§ REQUIREMENTS: Reproduce the listing below in its entirety. Change nothing.

§ PROVIDED DATA:
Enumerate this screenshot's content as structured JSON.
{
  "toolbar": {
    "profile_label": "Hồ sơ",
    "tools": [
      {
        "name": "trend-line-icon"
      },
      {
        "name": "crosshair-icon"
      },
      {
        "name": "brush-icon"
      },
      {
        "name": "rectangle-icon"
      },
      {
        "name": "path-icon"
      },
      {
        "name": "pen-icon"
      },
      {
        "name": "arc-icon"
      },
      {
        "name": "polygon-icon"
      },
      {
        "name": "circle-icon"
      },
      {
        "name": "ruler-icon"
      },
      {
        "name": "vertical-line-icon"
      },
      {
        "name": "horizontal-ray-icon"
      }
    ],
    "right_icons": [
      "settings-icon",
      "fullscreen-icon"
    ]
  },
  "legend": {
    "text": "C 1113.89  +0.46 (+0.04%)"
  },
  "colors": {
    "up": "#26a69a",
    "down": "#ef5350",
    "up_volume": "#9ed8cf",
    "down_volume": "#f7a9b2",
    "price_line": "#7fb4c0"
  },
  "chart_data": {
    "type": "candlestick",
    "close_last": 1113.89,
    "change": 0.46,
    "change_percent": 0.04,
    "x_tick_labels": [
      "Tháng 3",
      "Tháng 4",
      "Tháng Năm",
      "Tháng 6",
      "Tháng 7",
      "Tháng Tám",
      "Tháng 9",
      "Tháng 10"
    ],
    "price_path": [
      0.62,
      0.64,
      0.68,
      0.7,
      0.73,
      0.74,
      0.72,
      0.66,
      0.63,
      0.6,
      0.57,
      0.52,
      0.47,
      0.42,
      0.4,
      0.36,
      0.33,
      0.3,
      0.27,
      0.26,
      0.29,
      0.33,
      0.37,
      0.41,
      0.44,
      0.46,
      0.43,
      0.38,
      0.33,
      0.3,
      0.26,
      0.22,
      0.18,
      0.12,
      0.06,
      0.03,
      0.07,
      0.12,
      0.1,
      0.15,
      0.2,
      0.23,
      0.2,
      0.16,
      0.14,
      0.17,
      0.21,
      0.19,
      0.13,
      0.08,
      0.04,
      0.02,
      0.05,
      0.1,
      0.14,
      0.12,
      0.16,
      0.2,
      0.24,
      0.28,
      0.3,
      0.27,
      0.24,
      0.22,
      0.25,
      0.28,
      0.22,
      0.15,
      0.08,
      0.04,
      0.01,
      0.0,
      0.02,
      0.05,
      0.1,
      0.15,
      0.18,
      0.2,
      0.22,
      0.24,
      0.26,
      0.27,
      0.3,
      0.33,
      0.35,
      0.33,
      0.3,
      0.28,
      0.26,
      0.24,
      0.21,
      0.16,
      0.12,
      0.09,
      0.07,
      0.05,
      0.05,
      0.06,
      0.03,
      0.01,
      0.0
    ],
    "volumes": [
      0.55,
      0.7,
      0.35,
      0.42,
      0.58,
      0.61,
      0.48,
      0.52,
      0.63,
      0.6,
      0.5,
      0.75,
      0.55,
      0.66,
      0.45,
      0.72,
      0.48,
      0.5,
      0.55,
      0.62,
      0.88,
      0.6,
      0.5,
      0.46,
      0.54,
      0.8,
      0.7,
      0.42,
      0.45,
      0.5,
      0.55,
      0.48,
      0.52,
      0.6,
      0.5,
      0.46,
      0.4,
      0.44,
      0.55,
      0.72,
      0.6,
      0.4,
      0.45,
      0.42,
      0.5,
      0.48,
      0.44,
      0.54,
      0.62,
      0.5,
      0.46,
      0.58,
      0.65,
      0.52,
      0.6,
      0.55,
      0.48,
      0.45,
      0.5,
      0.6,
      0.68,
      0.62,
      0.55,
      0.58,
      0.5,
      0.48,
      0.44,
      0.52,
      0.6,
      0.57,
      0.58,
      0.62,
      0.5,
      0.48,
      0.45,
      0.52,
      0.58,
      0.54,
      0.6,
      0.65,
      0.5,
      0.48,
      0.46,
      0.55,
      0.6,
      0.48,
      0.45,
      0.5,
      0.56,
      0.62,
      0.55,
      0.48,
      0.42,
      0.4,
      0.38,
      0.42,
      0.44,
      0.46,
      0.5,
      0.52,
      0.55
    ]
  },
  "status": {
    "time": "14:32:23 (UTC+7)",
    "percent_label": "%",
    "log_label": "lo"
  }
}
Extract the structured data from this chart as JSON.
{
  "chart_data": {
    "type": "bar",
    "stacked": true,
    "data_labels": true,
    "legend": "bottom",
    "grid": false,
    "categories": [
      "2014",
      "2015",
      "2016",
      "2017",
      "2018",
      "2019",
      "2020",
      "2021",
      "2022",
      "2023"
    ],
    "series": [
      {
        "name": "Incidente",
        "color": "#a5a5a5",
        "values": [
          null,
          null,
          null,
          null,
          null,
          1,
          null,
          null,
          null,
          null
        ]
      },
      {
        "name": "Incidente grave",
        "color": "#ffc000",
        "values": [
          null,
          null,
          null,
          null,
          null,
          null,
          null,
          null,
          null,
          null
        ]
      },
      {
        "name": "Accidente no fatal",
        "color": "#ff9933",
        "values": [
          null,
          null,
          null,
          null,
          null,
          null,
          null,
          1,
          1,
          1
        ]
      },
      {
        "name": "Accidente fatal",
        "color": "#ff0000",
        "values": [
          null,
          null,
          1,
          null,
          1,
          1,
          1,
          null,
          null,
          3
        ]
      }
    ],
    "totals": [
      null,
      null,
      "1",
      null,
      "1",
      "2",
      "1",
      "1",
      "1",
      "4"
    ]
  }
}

§ ANSWER TO THE PROBLEM:
Enumerate this screenshot's content as structured JSON.
{
  "toolbar": {
    "profile_label": "Hồ sơ",
    "tools": [
      {
        "name": "trend-line-icon"
      },
      {
        "name": "crosshair-icon"
      },
      {
        "name": "brush-icon"
      },
      {
        "name": "rectangle-icon"
      },
      {
        "name": "path-icon"
      },
      {
        "name": "pen-icon"
      },
      {
        "name": "arc-icon"
      },
      {
        "name": "polygon-icon"
      },
      {
        "name": "circle-icon"
      },
      {
        "name": "ruler-icon"
      },
      {
        "name": "vertical-line-icon"
      },
      {
        "name": "horizontal-ray-icon"
      }
    ],
    "right_icons": [
      "settings-icon",
      "fullscreen-icon"
    ]
  },
  "legend": {
    "text": "C 1113.89  +0.46 (+0.04%)"
  },
  "colors": {
    "up": "#26a69a",
    "down": "#ef5350",
    "up_volume": "#9ed8cf",
    "down_volume": "#f7a9b2",
    "price_line": "#7fb4c0"
  },
  "chart_data": {
    "type": "candlestick",
    "close_last": 1113.89,
    "change": 0.46,
    "change_percent": 0.04,
    "x_tick_labels": [
      "Tháng 3",
      "Tháng 4",
      "Tháng Năm",
      "Tháng 6",
      "Tháng 7",
      "Tháng Tám",
      "Tháng 9",
      "Tháng 10"
    ],
    "price_path": [
      0.62,
      0.64,
      0.68,
      0.7,
      0.73,
      0.74,
      0.72,
      0.66,
      0.63,
      0.6,
      0.57,
      0.52,
      0.47,
      0.42,
      0.4,
      0.36,
      0.33,
      0.3,
      0.27,
      0.26,
      0.29,
      0.33,
      0.37,
      0.41,
      0.44,
      0.46,
      0.43,
      0.38,
      0.33,
      0.3,
      0.26,
      0.22,
      0.18,
      0.12,
      0.06,
      0.03,
      0.07,
      0.12,
      0.1,
      0.15,
      0.2,
      0.23,
      0.2,
      0.16,
      0.14,
      0.17,
      0.21,
      0.19,
      0.13,
      0.08,
      0.04,
      0.02,
      0.05,
      0.1,
      0.14,
      0.12,
      0.16,
      0.2,
      0.24,
      0.28,
      0.3,
      0.27,
      0.24,
      0.22,
      0.25,
      0.28,
      0.22,
      0.15,
      0.08,
      0.04,
      0.01,
      0.0,
      0.02,
      0.05,
      0.1,
      0.15,
      0.18,
      0.2,
      0.22,
      0.24,
      0.26,
      0.27,
      0.3,
      0.33,
      0.35,
      0.33,
      0.3,
      0.28,
      0.26,
      0.24,
      0.21,
      0.16,
      0.12,
      0.09,
      0.07,
      0.05,
      0.05,
      0.06,
      0.03,
      0.01,
      0.0
    ],
    "volumes": [
      0.55,
      0.7,
      0.35,
      0.42,
      0.58,
      0.61,
      0.48,
      0.52,
      0.63,
      0.6,
      0.5,
      0.75,
      0.55,
      0.66,
      0.45,
      0.72,
      0.48,
      0.5,
      0.55,
      0.62,
      0.88,
      0.6,
      0.5,
      0.46,
      0.54,
      0.8,
      0.7,
      0.42,
      0.45,
      0.5,
      0.55,
      0.48,
      0.52,
      0.6,
      0.5,
      0.46,
      0.4,
      0.44,
      0.55,
      0.72,
      0.6,
      0.4,
      0.45,
      0.42,
      0.5,
      0.48,
      0.44,
      0.54,
      0.62,
      0.5,
      0.46,
      0.58,
      0.65,
      0.52,
      0.6,
      0.55,
      0.48,
      0.45,
      0.5,
      0.6,
      0.68,
      0.62,
      0.55,
      0.58,
      0.5,
      0.48,
      0.44,
      0.52,
      0.6,
      0.57,
      0.58,
      0.62,
      0.5,
      0.48,
      0.45,
      0.52,
      0.58,
      0.54,
      0.6,
      0.65,
      0.5,
      0.48,
      0.46,
      0.55,
      0.6,
      0.48,
      0.45,
      0.5,
      0.56,
      0.62,
      0.55,
      0.48,
      0.42,
      0.4,
      0.38,
      0.42,
      0.44,
      0.46,
      0.5,
      0.52,
      0.55
    ]
  },
  "status": {
    "time": "14:32:23 (UTC+7)",
    "percent_label": "%",
    "log_label": "lo"
  }
}
Extract the structured data from this chart as JSON.
{
  "chart_data": {
    "type": "bar",
    "stacked": true,
    "data_labels": true,
    "legend": "bottom",
    "grid": false,
    "categories": [
      "2014",
      "2015",
      "2016",
      "2017",
      "2018",
      "2019",
      "2020",
      "2021",
      "2022",
      "2023"
    ],
    "series": [
      {
        "name": "Incidente",
        "color": "#a5a5a5",
        "values": [
          null,
          null,
          null,
          null,
          null,
          1,
          null,
          null,
          null,
          null
        ]
      },
      {
        "name": "Incidente grave",
        "color": "#ffc000",
        "values": [
          null,
          null,
          null,
          null,
          null,
          null,
          null,
          null,
          null,
          null
        ]
      },
      {
        "name": "Accidente no fatal",
        "color": "#ff9933",
        "values": [
          null,
          null,
          null,
          null,
          null,
          null,
          null,
          1,
          1,
          1
        ]
      },
      {
        "name": "Accidente fatal",
        "color": "#ff0000",
        "values": [
          null,
          null,
          1,
          null,
          1,
          1,
          1,
          null,
          null,
          3
        ]
      }
    ],
    "totals": [
      null,
      null,
      "1",
      null,
      "1",
      "2",
      "1",
      "1",
      "1",
      "4"
    ]
  }
}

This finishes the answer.